• [Exercise directions]: Word for word, restate every line of the material.

─── Supplied data ───

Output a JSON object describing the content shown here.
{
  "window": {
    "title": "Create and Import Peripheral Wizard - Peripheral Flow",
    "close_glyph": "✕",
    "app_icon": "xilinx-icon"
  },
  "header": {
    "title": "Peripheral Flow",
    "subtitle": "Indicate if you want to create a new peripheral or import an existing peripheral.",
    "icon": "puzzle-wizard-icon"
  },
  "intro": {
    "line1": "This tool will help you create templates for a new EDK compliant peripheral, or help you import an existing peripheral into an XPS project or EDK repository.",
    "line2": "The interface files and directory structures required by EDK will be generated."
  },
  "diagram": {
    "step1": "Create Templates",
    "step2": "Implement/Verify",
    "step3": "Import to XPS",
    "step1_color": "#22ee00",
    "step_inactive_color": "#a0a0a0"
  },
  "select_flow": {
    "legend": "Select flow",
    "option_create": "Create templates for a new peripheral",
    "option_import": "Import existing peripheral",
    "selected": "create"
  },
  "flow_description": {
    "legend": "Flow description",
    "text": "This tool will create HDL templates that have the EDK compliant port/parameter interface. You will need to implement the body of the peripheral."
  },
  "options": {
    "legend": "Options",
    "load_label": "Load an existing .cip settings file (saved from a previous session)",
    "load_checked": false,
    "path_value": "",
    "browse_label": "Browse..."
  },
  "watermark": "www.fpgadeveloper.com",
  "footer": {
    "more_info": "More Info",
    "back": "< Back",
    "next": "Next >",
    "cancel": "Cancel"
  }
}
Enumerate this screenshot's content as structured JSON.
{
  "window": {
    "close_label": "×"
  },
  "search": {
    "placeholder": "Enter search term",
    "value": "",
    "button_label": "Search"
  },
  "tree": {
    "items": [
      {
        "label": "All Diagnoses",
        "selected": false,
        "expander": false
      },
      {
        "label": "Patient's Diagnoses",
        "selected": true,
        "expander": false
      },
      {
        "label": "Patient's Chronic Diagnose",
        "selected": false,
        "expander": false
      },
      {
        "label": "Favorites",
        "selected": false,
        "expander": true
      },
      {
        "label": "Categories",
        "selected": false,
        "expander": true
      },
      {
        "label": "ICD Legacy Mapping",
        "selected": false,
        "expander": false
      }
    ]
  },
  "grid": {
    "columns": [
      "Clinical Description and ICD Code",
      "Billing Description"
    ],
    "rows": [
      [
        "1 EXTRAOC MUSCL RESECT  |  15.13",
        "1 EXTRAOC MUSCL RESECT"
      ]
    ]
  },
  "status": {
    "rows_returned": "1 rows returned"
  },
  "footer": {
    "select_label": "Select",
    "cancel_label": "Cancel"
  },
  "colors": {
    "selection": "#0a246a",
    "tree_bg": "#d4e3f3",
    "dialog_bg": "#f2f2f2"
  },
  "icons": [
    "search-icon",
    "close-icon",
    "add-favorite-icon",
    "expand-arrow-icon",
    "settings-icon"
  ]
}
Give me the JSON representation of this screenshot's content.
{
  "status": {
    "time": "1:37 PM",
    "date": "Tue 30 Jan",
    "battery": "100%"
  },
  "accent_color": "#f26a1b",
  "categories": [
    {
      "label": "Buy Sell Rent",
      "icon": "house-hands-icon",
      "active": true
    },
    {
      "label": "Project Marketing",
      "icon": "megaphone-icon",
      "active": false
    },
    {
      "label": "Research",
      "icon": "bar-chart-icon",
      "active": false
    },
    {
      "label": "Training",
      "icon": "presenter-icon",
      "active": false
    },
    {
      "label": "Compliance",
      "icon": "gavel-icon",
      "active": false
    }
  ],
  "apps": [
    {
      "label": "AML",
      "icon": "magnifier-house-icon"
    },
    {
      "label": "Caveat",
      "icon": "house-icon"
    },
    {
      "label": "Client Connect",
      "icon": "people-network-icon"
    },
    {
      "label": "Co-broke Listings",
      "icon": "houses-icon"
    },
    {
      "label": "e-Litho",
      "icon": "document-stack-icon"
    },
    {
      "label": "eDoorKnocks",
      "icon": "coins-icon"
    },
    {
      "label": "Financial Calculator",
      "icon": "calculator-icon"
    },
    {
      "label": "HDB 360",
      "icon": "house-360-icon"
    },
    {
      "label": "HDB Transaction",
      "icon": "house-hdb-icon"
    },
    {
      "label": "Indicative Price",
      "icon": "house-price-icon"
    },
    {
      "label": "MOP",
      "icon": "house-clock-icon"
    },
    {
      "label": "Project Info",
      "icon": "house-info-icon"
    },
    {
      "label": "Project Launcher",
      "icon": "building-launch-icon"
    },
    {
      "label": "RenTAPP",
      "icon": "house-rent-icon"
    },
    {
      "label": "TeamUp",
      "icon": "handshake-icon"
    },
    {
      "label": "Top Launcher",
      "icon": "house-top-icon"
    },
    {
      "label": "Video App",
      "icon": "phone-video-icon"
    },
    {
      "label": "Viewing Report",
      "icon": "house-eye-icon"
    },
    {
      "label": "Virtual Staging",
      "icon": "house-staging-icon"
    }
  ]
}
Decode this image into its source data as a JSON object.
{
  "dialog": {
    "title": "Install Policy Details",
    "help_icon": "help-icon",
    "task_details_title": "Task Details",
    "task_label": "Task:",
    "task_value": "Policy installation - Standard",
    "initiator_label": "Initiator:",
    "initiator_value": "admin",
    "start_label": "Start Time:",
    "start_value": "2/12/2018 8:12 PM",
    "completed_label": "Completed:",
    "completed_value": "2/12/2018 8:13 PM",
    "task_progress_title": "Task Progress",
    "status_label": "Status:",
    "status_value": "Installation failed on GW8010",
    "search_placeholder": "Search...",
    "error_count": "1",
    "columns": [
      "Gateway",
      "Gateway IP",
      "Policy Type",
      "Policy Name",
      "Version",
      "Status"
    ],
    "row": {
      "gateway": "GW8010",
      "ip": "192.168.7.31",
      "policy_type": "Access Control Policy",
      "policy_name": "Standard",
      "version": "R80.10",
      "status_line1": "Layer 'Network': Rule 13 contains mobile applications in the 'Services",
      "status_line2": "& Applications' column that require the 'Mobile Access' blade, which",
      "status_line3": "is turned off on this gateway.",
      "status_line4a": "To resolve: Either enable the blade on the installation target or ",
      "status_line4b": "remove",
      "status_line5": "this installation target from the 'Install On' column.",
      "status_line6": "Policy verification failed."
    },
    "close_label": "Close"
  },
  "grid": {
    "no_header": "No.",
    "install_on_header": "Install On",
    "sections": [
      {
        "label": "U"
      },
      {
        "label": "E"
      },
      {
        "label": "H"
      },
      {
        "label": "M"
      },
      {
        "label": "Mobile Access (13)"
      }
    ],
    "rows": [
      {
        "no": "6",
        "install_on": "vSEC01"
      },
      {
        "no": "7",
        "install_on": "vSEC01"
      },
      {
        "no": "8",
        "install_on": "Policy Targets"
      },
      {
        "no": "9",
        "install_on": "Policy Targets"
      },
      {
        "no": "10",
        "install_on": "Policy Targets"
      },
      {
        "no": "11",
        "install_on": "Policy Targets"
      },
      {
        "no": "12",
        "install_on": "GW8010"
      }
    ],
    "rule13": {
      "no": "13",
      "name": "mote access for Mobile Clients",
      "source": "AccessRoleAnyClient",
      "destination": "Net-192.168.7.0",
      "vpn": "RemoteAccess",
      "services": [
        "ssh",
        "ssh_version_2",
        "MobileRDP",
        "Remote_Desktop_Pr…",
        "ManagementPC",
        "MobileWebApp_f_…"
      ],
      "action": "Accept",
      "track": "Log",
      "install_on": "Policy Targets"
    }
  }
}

───

• [Solution to the exercise]:
Output a JSON object describing the content shown here.
{
  "window": {
    "title": "Create and Import Peripheral Wizard - Peripheral Flow",
    "close_glyph": "✕",
    "app_icon": "xilinx-icon"
  },
  "header": {
    "title": "Peripheral Flow",
    "subtitle": "Indicate if you want to create a new peripheral or import an existing peripheral.",
    "icon": "puzzle-wizard-icon"
  },
  "intro": {
    "line1": "This tool will help you create templates for a new EDK compliant peripheral, or help you import an existing peripheral into an XPS project or EDK repository.",
    "line2": "The interface files and directory structures required by EDK will be generated."
  },
  "diagram": {
    "step1": "Create Templates",
    "step2": "Implement/Verify",
    "step3": "Import to XPS",
    "step1_color": "#22ee00",
    "step_inactive_color": "#a0a0a0"
  },
  "select_flow": {
    "legend": "Select flow",
    "option_create": "Create templates for a new peripheral",
    "option_import": "Import existing peripheral",
    "selected": "create"
  },
  "flow_description": {
    "legend": "Flow description",
    "text": "This tool will create HDL templates that have the EDK compliant port/parameter interface. You will need to implement the body of the peripheral."
  },
  "options": {
    "legend": "Options",
    "load_label": "Load an existing .cip settings file (saved from a previous session)",
    "load_checked": false,
    "path_value": "",
    "browse_label": "Browse..."
  },
  "watermark": "www.fpgadeveloper.com",
  "footer": {
    "more_info": "More Info",
    "back": "< Back",
    "next": "Next >",
    "cancel": "Cancel"
  }
}
Enumerate this screenshot's content as structured JSON.
{
  "window": {
    "close_label": "×"
  },
  "search": {
    "placeholder": "Enter search term",
    "value": "",
    "button_label": "Search"
  },
  "tree": {
    "items": [
      {
        "label": "All Diagnoses",
        "selected": false,
        "expander": false
      },
      {
        "label": "Patient's Diagnoses",
        "selected": true,
        "expander": false
      },
      {
        "label": "Patient's Chronic Diagnose",
        "selected": false,
        "expander": false
      },
      {
        "label": "Favorites",
        "selected": false,
        "expander": true
      },
      {
        "label": "Categories",
        "selected": false,
        "expander": true
      },
      {
        "label": "ICD Legacy Mapping",
        "selected": false,
        "expander": false
      }
    ]
  },
  "grid": {
    "columns": [
      "Clinical Description and ICD Code",
      "Billing Description"
    ],
    "rows": [
      [
        "1 EXTRAOC MUSCL RESECT  |  15.13",
        "1 EXTRAOC MUSCL RESECT"
      ]
    ]
  },
  "status": {
    "rows_returned": "1 rows returned"
  },
  "footer": {
    "select_label": "Select",
    "cancel_label": "Cancel"
  },
  "colors": {
    "selection": "#0a246a",
    "tree_bg": "#d4e3f3",
    "dialog_bg": "#f2f2f2"
  },
  "icons": [
    "search-icon",
    "close-icon",
    "add-favorite-icon",
    "expand-arrow-icon",
    "settings-icon"
  ]
}
Give me the JSON representation of this screenshot's content.
{
  "status": {
    "time": "1:37 PM",
    "date": "Tue 30 Jan",
    "battery": "100%"
  },
  "accent_color": "#f26a1b",
  "categories": [
    {
      "label": "Buy Sell Rent",
      "icon": "house-hands-icon",
      "active": true
    },
    {
      "label": "Project Marketing",
      "icon": "megaphone-icon",
      "active": false
    },
    {
      "label": "Research",
      "icon": "bar-chart-icon",
      "active": false
    },
    {
      "label": "Training",
      "icon": "presenter-icon",
      "active": false
    },
    {
      "label": "Compliance",
      "icon": "gavel-icon",
      "active": false
    }
  ],
  "apps": [
    {
      "label": "AML",
      "icon": "magnifier-house-icon"
    },
    {
      "label": "Caveat",
      "icon": "house-icon"
    },
    {
      "label": "Client Connect",
      "icon": "people-network-icon"
    },
    {
      "label": "Co-broke Listings",
      "icon": "houses-icon"
    },
    {
      "label": "e-Litho",
      "icon": "document-stack-icon"
    },
    {
      "label": "eDoorKnocks",
      "icon": "coins-icon"
    },
    {
      "label": "Financial Calculator",
      "icon": "calculator-icon"
    },
    {
      "label": "HDB 360",
      "icon": "house-360-icon"
    },
    {
      "label": "HDB Transaction",
      "icon": "house-hdb-icon"
    },
    {
      "label": "Indicative Price",
      "icon": "house-price-icon"
    },
    {
      "label": "MOP",
      "icon": "house-clock-icon"
    },
    {
      "label": "Project Info",
      "icon": "house-info-icon"
    },
    {
      "label": "Project Launcher",
      "icon": "building-launch-icon"
    },
    {
      "label": "RenTAPP",
      "icon": "house-rent-icon"
    },
    {
      "label": "TeamUp",
      "icon": "handshake-icon"
    },
    {
      "label": "Top Launcher",
      "icon": "house-top-icon"
    },
    {
      "label": "Video App",
      "icon": "phone-video-icon"
    },
    {
      "label": "Viewing Report",
      "icon": "house-eye-icon"
    },
    {
      "label": "Virtual Staging",
      "icon": "house-staging-icon"
    }
  ]
}
Decode this image into its source data as a JSON object.
{
  "dialog": {
    "title": "Install Policy Details",
    "help_icon": "help-icon",
    "task_details_title": "Task Details",
    "task_label": "Task:",
    "task_value": "Policy installation - Standard",
    "initiator_label": "Initiator:",
    "initiator_value": "admin",
    "start_label": "Start Time:",
    "start_value": "2/12/2018 8:12 PM",
    "completed_label": "Completed:",
    "completed_value": "2/12/2018 8:13 PM",
    "task_progress_title": "Task Progress",
    "status_label": "Status:",
    "status_value": "Installation failed on GW8010",
    "search_placeholder": "Search...",
    "error_count": "1",
    "columns": [
      "Gateway",
      "Gateway IP",
      "Policy Type",
      "Policy Name",
      "Version",
      "Status"
    ],
    "row": {
      "gateway": "GW8010",
      "ip": "192.168.7.31",
      "policy_type": "Access Control Policy",
      "policy_name": "Standard",
      "version": "R80.10",
      "status_line1": "Layer 'Network': Rule 13 contains mobile applications in the 'Services",
      "status_line2": "& Applications' column that require the 'Mobile Access' blade, which",
      "status_line3": "is turned off on this gateway.",
      "status_line4a": "To resolve: Either enable the blade on the installation target or ",
      "status_line4b": "remove",
      "status_line5": "this installation target from the 'Install On' column.",
      "status_line6": "Policy verification failed."
    },
    "close_label": "Close"
  },
  "grid": {
    "no_header": "No.",
    "install_on_header": "Install On",
    "sections": [
      {
        "label": "U"
      },
      {
        "label": "E"
      },
      {
        "label": "H"
      },
      {
        "label": "M"
      },
      {
        "label": "Mobile Access (13)"
      }
    ],
    "rows": [
      {
        "no": "6",
        "install_on": "vSEC01"
      },
      {
        "no": "7",
        "install_on": "vSEC01"
      },
      {
        "no": "8",
        "install_on": "Policy Targets"
      },
      {
        "no": "9",
        "install_on": "Policy Targets"
      },
      {
        "no": "10",
        "install_on": "Policy Targets"
      },
      {
        "no": "11",
        "install_on": "Policy Targets"
      },
      {
        "no": "12",
        "install_on": "GW8010"
      }
    ],
    "rule13": {
      "no": "13",
      "name": "mote access for Mobile Clients",
      "source": "AccessRoleAnyClient",
      "destination": "Net-192.168.7.0",
      "vpn": "RemoteAccess",
      "services": [
        "ssh",
        "ssh_version_2",
        "MobileRDP",
        "Remote_Desktop_Pr…",
        "ManagementPC",
        "MobileWebApp_f_…"
      ],
      "action": "Accept",
      "track": "Log",
      "install_on": "Policy Targets"
    }
  }
}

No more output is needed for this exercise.